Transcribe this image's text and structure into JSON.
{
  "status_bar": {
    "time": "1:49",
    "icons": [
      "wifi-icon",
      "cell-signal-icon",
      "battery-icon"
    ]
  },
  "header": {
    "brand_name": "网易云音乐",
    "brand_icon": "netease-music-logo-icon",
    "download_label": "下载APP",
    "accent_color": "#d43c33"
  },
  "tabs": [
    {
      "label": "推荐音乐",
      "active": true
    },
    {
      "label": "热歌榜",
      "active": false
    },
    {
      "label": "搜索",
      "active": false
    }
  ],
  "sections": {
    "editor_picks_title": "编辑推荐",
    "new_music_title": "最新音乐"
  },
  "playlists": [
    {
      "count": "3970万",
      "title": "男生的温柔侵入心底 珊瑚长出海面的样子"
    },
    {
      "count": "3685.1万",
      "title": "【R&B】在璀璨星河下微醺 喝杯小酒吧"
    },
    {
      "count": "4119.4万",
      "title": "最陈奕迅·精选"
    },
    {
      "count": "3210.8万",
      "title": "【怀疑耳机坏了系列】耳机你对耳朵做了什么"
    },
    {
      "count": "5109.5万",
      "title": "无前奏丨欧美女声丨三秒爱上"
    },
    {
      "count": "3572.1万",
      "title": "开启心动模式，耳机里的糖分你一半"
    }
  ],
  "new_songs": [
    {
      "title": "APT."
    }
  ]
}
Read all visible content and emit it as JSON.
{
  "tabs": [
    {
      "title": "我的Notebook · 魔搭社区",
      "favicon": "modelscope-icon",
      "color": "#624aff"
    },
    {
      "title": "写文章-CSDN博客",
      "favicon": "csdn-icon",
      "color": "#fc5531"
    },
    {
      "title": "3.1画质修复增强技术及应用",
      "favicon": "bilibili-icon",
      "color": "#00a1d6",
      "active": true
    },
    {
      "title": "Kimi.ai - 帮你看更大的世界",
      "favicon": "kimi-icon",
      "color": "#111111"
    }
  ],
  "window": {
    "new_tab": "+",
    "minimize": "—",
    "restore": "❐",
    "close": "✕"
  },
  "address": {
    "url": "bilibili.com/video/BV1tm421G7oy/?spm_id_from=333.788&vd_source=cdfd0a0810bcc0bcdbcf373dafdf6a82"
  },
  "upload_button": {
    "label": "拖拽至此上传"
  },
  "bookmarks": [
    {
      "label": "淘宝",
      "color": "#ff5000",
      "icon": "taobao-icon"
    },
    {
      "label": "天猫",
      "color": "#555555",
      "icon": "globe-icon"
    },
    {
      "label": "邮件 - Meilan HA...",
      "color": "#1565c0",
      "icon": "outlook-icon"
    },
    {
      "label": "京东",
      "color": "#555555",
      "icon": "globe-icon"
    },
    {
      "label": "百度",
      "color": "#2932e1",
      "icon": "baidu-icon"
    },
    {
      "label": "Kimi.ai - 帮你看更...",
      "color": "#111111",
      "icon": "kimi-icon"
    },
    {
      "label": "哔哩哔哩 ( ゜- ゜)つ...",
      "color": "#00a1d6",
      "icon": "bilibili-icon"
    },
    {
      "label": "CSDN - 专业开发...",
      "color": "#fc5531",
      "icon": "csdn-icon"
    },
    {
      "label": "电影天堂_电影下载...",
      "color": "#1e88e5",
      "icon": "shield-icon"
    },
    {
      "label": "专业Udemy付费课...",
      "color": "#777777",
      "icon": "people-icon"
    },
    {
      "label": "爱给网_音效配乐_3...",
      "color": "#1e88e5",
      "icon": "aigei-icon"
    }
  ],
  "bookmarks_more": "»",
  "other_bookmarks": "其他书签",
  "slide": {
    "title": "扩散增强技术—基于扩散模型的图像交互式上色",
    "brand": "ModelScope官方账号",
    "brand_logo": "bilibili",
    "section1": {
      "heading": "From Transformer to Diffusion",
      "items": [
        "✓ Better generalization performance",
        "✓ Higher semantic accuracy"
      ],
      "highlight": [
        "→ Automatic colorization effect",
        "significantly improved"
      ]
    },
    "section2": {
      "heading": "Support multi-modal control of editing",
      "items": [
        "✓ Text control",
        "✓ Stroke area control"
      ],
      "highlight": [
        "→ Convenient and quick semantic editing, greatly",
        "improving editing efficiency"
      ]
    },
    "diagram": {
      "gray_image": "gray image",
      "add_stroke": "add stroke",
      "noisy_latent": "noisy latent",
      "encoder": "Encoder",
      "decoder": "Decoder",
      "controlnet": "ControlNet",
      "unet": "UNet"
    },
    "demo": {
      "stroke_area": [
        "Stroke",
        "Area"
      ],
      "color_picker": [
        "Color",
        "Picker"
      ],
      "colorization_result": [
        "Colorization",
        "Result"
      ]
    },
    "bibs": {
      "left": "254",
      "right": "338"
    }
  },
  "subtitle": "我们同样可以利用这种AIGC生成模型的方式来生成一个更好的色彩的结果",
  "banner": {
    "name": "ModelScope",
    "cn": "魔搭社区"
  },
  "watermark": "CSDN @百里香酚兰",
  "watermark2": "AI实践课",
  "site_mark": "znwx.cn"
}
━━━━━━━━━━━━━━━━━━━━━━━━━━━━━━
## Problem to work on
Quote the material exactly, leaving nothing out.

## Answer in full
Transcribe this image's text and structure into JSON.
{
  "status_bar": {
    "time": "1:49",
    "icons": [
      "wifi-icon",
      "cell-signal-icon",
      "battery-icon"
    ]
  },
  "header": {
    "brand_name": "网易云音乐",
    "brand_icon": "netease-music-logo-icon",
    "download_label": "下载APP",
    "accent_color": "#d43c33"
  },
  "tabs": [
    {
      "label": "推荐音乐",
      "active": true
    },
    {
      "label": "热歌榜",
      "active": false
    },
    {
      "label": "搜索",
      "active": false
    }
  ],
  "sections": {
    "editor_picks_title": "编辑推荐",
    "new_music_title": "最新音乐"
  },
  "playlists": [
    {
      "count": "3970万",
      "title": "男生的温柔侵入心底 珊瑚长出海面的样子"
    },
    {
      "count": "3685.1万",
      "title": "【R&B】在璀璨星河下微醺 喝杯小酒吧"
    },
    {
      "count": "4119.4万",
      "title": "最陈奕迅·精选"
    },
    {
      "count": "3210.8万",
      "title": "【怀疑耳机坏了系列】耳机你对耳朵做了什么"
    },
    {
      "count": "5109.5万",
      "title": "无前奏丨欧美女声丨三秒爱上"
    },
    {
      "count": "3572.1万",
      "title": "开启心动模式，耳机里的糖分你一半"
    }
  ],
  "new_songs": [
    {
      "title": "APT."
    }
  ]
}
Read all visible content and emit it as JSON.
{
  "tabs": [
    {
      "title": "我的Notebook · 魔搭社区",
      "favicon": "modelscope-icon",
      "color": "#624aff"
    },
    {
      "title": "写文章-CSDN博客",
      "favicon": "csdn-icon",
      "color": "#fc5531"
    },
    {
      "title": "3.1画质修复增强技术及应用",
      "favicon": "bilibili-icon",
      "color": "#00a1d6",
      "active": true
    },
    {
      "title": "Kimi.ai - 帮你看更大的世界",
      "favicon": "kimi-icon",
      "color": "#111111"
    }
  ],
  "window": {
    "new_tab": "+",
    "minimize": "—",
    "restore": "❐",
    "close": "✕"
  },
  "address": {
    "url": "bilibili.com/video/BV1tm421G7oy/?spm_id_from=333.788&vd_source=cdfd0a0810bcc0bcdbcf373dafdf6a82"
  },
  "upload_button": {
    "label": "拖拽至此上传"
  },
  "bookmarks": [
    {
      "label": "淘宝",
      "color": "#ff5000",
      "icon": "taobao-icon"
    },
    {
      "label": "天猫",
      "color": "#555555",
      "icon": "globe-icon"
    },
    {
      "label": "邮件 - Meilan HA...",
      "color": "#1565c0",
      "icon": "outlook-icon"
    },
    {
      "label": "京东",
      "color": "#555555",
      "icon": "globe-icon"
    },
    {
      "label": "百度",
      "color": "#2932e1",
      "icon": "baidu-icon"
    },
    {
      "label": "Kimi.ai - 帮你看更...",
      "color": "#111111",
      "icon": "kimi-icon"
    },
    {
      "label": "哔哩哔哩 ( ゜- ゜)つ...",
      "color": "#00a1d6",
      "icon": "bilibili-icon"
    },
    {
      "label": "CSDN - 专业开发...",
      "color": "#fc5531",
      "icon": "csdn-icon"
    },
    {
      "label": "电影天堂_电影下载...",
      "color": "#1e88e5",
      "icon": "shield-icon"
    },
    {
      "label": "专业Udemy付费课...",
      "color": "#777777",
      "icon": "people-icon"
    },
    {
      "label": "爱给网_音效配乐_3...",
      "color": "#1e88e5",
      "icon": "aigei-icon"
    }
  ],
  "bookmarks_more": "»",
  "other_bookmarks": "其他书签",
  "slide": {
    "title": "扩散增强技术—基于扩散模型的图像交互式上色",
    "brand": "ModelScope官方账号",
    "brand_logo": "bilibili",
    "section1": {
      "heading": "From Transformer to Diffusion",
      "items": [
        "✓ Better generalization performance",
        "✓ Higher semantic accuracy"
      ],
      "highlight": [
        "→ Automatic colorization effect",
        "significantly improved"
      ]
    },
    "section2": {
      "heading": "Support multi-modal control of editing",
      "items": [
        "✓ Text control",
        "✓ Stroke area control"
      ],
      "highlight": [
        "→ Convenient and quick semantic editing, greatly",
        "improving editing efficiency"
      ]
    },
    "diagram": {
      "gray_image": "gray image",
      "add_stroke": "add stroke",
      "noisy_latent": "noisy latent",
      "encoder": "Encoder",
      "decoder": "Decoder",
      "controlnet": "ControlNet",
      "unet": "UNet"
    },
    "demo": {
      "stroke_area": [
        "Stroke",
        "Area"
      ],
      "color_picker": [
        "Color",
        "Picker"
      ],
      "colorization_result": [
        "Colorization",
        "Result"
      ]
    },
    "bibs": {
      "left": "254",
      "right": "338"
    }
  },
  "subtitle": "我们同样可以利用这种AIGC生成模型的方式来生成一个更好的色彩的结果",
  "banner": {
    "name": "ModelScope",
    "cn": "魔搭社区"
  },
  "watermark": "CSDN @百里香酚兰",
  "watermark2": "AI实践课",
  "site_mark": "znwx.cn"
}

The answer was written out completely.